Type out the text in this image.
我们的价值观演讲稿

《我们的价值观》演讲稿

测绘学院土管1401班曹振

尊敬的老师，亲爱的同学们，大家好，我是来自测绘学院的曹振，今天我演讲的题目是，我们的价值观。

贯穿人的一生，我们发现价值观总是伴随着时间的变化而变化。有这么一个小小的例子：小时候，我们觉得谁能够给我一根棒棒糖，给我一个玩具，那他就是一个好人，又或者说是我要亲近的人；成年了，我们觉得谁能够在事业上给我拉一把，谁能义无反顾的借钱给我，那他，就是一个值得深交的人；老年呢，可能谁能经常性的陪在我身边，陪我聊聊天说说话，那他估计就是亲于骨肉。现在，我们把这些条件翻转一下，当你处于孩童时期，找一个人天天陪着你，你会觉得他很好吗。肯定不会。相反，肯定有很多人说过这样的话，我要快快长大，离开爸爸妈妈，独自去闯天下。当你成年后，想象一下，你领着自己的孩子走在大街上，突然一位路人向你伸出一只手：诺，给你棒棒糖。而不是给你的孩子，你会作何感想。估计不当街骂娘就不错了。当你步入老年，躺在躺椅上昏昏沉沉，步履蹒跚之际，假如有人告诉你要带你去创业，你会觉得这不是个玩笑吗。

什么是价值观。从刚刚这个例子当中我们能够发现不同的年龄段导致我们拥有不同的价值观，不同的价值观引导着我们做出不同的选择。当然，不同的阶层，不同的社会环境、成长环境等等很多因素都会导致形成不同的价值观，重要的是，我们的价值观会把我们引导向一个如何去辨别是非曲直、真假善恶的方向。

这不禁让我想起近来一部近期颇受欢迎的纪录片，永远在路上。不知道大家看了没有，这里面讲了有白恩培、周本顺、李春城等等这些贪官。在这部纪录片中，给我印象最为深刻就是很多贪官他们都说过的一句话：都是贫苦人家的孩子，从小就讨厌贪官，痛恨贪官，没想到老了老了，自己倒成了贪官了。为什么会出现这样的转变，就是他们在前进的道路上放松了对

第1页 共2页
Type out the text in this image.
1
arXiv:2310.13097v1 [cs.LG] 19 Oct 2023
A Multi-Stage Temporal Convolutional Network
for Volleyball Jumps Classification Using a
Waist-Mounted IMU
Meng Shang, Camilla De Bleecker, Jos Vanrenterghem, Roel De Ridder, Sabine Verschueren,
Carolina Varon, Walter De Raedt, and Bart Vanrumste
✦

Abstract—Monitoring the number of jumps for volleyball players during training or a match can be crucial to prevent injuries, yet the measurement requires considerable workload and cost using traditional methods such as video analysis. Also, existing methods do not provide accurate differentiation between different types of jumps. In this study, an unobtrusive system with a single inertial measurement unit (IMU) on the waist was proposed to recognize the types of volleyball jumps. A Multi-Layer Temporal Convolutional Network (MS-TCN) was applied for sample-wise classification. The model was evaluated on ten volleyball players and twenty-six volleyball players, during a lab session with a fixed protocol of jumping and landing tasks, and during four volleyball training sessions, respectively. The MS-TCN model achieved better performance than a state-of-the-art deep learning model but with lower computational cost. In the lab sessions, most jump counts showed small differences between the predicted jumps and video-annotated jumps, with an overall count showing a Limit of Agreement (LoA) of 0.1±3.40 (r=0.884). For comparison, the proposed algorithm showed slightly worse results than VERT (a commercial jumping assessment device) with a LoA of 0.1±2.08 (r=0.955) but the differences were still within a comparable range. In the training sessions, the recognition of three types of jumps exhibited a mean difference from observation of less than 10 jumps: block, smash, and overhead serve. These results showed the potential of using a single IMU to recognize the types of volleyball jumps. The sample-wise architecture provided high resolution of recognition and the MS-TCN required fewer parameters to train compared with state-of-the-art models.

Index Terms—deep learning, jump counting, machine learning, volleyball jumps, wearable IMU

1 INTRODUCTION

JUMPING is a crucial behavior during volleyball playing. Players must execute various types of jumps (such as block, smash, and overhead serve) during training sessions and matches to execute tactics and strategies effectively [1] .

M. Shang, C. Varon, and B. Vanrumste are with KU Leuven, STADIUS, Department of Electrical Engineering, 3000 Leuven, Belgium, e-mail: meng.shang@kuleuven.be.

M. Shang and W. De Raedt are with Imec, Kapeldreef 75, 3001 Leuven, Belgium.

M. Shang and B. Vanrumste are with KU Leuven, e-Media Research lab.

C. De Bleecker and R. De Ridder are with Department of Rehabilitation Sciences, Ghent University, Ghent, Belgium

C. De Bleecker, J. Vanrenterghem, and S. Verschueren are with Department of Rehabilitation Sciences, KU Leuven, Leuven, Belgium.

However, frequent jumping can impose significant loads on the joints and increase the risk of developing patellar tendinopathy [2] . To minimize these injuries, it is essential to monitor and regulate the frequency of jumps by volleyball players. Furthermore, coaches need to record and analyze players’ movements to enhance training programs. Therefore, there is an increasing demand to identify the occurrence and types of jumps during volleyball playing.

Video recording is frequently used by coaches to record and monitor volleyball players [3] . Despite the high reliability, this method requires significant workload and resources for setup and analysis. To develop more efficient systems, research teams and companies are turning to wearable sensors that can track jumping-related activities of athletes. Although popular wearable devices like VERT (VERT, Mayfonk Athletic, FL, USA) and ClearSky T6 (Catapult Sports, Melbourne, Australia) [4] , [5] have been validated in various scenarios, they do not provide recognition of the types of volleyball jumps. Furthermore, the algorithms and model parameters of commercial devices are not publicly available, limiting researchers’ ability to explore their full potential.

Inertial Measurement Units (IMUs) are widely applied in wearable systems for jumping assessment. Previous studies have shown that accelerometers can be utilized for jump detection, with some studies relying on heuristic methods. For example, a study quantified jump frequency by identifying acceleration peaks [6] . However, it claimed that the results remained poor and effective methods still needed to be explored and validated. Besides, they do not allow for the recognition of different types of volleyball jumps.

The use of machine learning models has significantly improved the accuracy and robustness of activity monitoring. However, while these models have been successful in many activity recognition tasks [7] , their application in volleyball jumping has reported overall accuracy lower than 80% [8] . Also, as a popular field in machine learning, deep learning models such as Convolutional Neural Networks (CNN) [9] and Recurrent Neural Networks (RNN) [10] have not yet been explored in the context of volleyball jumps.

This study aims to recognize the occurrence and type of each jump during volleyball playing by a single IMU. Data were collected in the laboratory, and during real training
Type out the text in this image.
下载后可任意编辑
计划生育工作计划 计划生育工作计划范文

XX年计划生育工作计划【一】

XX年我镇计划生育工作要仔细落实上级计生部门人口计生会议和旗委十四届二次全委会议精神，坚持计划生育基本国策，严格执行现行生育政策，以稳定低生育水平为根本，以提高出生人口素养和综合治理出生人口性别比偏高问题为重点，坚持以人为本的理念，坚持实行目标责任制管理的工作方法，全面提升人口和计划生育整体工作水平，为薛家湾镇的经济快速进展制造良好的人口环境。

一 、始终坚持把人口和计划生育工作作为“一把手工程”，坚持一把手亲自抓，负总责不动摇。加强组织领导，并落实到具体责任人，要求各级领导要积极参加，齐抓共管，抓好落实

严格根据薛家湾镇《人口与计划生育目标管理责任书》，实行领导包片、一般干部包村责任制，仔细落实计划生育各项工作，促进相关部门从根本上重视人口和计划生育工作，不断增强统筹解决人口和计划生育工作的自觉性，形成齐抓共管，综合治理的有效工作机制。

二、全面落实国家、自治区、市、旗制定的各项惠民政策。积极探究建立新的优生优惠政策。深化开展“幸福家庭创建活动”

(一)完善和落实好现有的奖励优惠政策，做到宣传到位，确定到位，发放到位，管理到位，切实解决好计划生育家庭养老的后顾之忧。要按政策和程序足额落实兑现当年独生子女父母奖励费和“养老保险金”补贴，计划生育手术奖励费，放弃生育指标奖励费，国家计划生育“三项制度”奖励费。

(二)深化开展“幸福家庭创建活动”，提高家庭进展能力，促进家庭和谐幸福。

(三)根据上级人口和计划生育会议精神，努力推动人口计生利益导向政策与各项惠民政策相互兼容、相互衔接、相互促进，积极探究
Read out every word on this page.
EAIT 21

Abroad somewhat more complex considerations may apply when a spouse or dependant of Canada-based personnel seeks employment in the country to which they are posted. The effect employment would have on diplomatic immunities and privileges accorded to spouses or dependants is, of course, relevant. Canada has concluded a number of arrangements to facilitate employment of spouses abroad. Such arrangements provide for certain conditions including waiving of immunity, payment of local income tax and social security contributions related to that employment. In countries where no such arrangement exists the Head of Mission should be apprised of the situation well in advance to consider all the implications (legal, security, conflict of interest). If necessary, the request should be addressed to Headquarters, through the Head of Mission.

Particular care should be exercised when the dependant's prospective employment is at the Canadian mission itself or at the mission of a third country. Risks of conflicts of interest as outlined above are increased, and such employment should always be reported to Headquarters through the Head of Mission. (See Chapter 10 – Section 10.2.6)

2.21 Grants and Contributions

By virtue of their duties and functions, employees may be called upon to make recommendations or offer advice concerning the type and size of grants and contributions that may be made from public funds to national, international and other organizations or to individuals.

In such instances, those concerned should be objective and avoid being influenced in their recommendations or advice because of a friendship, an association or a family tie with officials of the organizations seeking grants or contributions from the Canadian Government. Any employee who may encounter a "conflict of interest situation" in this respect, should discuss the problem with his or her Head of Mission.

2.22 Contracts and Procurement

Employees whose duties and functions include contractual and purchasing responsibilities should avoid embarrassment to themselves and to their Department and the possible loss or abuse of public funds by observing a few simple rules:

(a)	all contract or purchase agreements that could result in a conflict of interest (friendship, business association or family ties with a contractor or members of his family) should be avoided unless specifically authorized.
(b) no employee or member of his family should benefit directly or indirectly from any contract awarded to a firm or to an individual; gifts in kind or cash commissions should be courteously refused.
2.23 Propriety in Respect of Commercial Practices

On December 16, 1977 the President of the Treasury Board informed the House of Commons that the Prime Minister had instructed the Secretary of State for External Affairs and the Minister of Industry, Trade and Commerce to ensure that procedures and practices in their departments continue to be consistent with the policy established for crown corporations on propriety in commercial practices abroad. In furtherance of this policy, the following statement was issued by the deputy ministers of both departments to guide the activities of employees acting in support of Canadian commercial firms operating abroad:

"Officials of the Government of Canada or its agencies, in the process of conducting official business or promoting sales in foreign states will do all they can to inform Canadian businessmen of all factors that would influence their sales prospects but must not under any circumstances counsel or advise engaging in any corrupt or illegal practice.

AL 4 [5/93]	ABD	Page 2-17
━━━━━━━━━━━━━━━━━━━━
Work instructions –
Gather every line from the entries above where the word "functions" appears, and copy them.

Correct output –
By virtue of their duties and functions, employees may be called upon to make recommendations or offer advice concerning the type and size of grants and contributions that may be made from public funds to national, international and other organizations or to individuals.
Employees whose duties and functions include contractual and purchasing responsibilities should avoid embarrassment to themselves and to their Department and the possible loss or abuse of public funds by observing a few simple rules:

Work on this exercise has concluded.